Recorded data
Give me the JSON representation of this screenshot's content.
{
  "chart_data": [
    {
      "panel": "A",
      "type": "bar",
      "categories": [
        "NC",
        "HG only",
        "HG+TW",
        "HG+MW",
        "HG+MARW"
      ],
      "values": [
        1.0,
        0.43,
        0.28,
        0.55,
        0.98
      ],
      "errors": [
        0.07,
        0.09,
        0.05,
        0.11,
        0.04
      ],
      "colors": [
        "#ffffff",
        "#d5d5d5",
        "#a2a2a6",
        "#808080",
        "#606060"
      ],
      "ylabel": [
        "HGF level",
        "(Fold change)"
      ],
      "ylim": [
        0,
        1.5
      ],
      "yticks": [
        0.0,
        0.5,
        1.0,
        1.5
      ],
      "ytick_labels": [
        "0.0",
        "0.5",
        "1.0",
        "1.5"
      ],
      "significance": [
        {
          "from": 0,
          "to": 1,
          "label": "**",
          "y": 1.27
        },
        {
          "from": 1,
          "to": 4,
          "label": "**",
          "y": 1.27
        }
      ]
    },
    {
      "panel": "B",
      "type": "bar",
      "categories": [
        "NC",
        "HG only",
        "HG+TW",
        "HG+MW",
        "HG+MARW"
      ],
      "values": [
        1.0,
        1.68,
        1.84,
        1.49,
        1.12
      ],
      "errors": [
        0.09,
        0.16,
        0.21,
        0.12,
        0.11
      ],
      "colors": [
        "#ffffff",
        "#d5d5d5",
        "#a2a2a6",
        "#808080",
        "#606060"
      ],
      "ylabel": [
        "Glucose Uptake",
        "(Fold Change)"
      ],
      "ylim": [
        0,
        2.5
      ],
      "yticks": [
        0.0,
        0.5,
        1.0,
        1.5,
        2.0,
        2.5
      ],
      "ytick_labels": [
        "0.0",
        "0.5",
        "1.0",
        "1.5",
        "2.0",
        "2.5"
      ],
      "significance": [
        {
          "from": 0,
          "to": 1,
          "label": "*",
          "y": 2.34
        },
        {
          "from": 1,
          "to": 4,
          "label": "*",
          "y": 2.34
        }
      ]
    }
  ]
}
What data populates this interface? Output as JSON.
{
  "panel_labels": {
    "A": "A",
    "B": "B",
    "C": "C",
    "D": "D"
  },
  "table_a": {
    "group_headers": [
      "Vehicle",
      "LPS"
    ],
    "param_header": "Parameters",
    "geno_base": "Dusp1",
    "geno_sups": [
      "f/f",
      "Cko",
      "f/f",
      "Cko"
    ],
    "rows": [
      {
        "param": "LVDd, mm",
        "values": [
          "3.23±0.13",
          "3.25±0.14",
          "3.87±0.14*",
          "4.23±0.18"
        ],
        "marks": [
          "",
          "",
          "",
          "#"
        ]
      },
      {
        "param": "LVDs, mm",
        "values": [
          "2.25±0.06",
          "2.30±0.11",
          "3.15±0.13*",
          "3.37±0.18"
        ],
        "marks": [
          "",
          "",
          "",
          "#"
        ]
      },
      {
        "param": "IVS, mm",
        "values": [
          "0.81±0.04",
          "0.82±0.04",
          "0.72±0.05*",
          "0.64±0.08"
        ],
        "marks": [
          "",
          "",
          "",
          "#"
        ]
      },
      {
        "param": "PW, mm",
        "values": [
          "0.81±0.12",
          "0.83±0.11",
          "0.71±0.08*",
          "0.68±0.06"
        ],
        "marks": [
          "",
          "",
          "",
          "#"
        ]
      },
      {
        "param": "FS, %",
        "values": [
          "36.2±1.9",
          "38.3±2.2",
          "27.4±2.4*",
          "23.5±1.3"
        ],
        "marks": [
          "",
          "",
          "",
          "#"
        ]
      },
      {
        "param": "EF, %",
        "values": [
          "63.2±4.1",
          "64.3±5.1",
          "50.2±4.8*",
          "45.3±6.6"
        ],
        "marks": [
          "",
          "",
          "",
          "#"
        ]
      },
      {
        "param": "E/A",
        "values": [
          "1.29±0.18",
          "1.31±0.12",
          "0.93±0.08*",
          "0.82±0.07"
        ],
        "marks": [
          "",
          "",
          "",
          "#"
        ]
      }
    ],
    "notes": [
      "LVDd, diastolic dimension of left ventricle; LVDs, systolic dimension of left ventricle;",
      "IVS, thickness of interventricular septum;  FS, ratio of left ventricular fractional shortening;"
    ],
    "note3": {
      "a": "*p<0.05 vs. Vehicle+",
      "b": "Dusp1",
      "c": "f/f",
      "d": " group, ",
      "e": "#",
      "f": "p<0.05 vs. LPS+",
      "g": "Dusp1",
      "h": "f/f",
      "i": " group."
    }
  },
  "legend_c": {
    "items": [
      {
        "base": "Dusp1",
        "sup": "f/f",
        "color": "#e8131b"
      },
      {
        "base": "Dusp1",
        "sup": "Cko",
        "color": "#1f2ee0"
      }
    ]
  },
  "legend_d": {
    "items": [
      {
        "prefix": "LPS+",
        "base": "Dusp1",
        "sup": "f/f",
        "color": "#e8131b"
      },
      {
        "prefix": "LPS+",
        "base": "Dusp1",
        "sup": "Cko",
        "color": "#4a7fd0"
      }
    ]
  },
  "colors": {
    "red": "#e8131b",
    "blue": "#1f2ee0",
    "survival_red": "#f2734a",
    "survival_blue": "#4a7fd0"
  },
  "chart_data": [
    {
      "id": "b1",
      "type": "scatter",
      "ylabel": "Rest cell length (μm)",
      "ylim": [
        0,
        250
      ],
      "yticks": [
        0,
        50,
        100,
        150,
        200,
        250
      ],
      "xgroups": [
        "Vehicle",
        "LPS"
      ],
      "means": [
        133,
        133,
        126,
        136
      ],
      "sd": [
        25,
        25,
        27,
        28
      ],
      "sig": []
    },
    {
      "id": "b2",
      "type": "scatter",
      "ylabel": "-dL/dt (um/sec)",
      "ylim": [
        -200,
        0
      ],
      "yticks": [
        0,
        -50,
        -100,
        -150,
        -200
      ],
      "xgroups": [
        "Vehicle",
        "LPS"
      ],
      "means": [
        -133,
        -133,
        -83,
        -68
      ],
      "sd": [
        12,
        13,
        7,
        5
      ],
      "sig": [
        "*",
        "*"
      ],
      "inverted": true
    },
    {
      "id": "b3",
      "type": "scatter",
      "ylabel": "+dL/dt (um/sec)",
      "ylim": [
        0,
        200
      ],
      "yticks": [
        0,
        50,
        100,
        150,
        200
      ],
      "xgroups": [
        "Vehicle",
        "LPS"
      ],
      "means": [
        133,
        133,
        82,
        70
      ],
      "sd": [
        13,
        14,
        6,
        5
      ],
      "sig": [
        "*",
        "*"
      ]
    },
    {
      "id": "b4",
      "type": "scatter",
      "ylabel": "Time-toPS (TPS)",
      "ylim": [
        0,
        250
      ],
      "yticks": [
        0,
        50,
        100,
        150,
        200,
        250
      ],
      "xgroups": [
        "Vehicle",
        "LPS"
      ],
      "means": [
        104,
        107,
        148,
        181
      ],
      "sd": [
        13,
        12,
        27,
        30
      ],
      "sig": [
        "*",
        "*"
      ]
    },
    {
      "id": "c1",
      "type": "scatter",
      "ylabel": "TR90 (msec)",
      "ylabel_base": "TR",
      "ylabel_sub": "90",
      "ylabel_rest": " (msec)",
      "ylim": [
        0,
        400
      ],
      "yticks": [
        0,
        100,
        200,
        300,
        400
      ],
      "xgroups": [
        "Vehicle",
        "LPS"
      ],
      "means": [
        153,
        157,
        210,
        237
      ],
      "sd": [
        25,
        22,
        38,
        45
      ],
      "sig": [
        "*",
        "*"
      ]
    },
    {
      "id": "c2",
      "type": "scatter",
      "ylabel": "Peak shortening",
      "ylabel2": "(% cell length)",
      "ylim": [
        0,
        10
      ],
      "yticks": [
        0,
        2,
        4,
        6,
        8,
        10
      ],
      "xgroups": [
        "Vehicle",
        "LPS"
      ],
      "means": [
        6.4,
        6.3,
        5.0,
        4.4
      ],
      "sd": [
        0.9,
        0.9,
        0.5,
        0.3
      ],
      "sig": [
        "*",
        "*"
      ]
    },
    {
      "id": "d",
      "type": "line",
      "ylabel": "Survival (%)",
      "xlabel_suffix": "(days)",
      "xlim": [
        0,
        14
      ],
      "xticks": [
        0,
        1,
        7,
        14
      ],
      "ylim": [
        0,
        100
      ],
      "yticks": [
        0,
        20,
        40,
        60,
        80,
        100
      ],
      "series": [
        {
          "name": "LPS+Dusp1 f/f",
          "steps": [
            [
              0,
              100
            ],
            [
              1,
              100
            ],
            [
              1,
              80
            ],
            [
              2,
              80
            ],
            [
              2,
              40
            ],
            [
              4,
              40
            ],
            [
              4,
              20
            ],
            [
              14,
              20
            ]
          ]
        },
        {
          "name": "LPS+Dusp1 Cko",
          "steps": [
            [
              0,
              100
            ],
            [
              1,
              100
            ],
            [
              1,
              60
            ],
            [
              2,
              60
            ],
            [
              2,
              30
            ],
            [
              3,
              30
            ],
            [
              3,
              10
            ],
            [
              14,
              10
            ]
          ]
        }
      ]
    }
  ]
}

#### Exercise prompt:
Copy out each line of the records that holds the string "cell".

#### Solved exercise:
      "ylabel": "Rest cell length (μm)",
      "ylabel2": "(% cell length)",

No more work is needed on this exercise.